> **WHAT YOU HAVE TO DO**
Here are some records; copy every line that holds the word "structured".

> **EXERCISE MATERIALS**
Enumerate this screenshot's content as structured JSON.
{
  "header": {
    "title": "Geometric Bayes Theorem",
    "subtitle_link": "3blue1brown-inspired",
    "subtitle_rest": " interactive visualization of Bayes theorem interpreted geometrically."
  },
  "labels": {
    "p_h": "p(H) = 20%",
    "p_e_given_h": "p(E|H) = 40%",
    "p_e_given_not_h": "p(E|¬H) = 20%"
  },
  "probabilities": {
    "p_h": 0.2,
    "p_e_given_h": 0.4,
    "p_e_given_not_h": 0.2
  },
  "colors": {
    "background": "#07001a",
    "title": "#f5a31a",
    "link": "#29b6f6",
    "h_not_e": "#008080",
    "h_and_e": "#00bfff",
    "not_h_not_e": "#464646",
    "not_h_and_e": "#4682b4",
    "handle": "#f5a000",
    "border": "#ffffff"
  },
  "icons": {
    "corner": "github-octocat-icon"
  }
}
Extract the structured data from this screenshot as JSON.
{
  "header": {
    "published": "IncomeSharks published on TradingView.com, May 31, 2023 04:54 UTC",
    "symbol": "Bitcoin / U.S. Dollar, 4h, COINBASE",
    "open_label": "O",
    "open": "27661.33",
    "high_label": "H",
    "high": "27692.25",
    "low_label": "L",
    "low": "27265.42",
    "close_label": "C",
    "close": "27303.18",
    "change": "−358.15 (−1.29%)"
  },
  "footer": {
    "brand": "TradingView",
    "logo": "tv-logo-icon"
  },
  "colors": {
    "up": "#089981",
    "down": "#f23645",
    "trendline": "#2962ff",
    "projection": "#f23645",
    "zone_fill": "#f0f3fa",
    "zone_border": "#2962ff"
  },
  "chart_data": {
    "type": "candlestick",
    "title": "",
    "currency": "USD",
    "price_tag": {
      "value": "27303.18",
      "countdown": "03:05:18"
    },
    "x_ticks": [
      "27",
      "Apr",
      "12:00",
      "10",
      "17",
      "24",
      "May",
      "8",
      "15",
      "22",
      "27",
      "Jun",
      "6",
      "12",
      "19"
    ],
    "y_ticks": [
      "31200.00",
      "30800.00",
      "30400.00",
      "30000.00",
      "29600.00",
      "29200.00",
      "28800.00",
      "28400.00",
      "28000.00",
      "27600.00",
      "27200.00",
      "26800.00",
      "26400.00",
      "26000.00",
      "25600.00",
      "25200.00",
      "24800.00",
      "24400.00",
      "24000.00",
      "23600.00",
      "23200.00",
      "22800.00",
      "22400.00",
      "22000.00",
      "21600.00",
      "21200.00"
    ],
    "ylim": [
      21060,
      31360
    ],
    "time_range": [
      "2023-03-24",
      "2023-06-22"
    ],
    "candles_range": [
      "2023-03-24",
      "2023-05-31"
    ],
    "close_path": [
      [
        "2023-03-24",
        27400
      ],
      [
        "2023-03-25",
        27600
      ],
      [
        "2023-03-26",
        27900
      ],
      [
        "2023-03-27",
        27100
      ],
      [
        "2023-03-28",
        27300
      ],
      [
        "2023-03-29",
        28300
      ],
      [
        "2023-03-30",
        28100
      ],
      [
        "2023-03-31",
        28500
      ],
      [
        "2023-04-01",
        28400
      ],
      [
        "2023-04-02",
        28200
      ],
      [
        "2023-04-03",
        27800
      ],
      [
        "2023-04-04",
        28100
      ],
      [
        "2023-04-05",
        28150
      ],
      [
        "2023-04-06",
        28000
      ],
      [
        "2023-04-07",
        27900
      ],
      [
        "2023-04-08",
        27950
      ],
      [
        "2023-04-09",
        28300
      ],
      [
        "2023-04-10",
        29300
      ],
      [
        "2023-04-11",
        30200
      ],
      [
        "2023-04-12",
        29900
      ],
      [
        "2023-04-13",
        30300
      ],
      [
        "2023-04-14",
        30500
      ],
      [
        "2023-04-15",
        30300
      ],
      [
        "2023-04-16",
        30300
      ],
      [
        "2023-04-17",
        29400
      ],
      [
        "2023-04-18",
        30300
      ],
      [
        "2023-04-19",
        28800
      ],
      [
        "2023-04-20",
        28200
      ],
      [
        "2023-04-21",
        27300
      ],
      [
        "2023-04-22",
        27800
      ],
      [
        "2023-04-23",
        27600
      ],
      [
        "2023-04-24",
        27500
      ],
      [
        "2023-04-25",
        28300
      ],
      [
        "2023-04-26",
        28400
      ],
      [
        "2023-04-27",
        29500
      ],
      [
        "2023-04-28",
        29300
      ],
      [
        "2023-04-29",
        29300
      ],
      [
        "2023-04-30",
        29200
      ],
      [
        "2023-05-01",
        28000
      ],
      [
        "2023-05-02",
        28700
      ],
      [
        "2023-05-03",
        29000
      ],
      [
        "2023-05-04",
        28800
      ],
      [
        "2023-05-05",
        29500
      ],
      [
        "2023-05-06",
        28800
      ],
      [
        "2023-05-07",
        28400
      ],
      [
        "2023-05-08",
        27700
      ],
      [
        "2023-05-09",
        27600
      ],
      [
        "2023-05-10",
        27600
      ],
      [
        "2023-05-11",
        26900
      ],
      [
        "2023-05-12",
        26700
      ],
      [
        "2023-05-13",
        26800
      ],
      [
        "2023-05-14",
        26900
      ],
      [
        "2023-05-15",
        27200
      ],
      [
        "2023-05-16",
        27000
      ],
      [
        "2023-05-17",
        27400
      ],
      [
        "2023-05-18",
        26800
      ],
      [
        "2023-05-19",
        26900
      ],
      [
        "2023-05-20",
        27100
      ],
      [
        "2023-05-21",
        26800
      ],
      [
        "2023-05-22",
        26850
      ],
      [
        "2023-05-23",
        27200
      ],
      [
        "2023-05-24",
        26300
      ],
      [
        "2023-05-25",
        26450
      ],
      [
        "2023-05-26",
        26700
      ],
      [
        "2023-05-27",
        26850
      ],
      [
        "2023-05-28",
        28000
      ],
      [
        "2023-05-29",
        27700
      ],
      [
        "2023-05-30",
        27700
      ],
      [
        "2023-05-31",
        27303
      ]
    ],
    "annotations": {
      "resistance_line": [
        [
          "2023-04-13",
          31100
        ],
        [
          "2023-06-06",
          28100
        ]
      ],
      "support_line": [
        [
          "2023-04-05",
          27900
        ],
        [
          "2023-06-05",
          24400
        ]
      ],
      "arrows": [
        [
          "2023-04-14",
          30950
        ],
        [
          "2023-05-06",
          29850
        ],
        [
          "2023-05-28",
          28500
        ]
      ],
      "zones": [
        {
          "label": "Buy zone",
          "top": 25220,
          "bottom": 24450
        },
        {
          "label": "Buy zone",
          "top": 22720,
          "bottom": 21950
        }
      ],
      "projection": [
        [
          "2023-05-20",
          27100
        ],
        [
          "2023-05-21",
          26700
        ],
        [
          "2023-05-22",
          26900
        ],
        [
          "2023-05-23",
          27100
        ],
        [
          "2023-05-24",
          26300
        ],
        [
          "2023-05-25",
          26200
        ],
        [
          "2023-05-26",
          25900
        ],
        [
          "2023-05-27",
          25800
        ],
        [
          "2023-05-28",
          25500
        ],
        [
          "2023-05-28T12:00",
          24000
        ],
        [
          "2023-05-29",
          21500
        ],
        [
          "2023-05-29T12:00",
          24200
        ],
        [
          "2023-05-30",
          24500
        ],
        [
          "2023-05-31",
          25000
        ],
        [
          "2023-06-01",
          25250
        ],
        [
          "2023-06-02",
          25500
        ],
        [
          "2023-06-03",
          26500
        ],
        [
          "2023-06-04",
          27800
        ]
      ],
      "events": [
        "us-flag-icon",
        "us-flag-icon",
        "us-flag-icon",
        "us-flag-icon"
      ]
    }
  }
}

> **PROBLEM SOLUTION**
Enumerate this screenshot's content as structured JSON.
Extract the structured data from this screenshot as JSON.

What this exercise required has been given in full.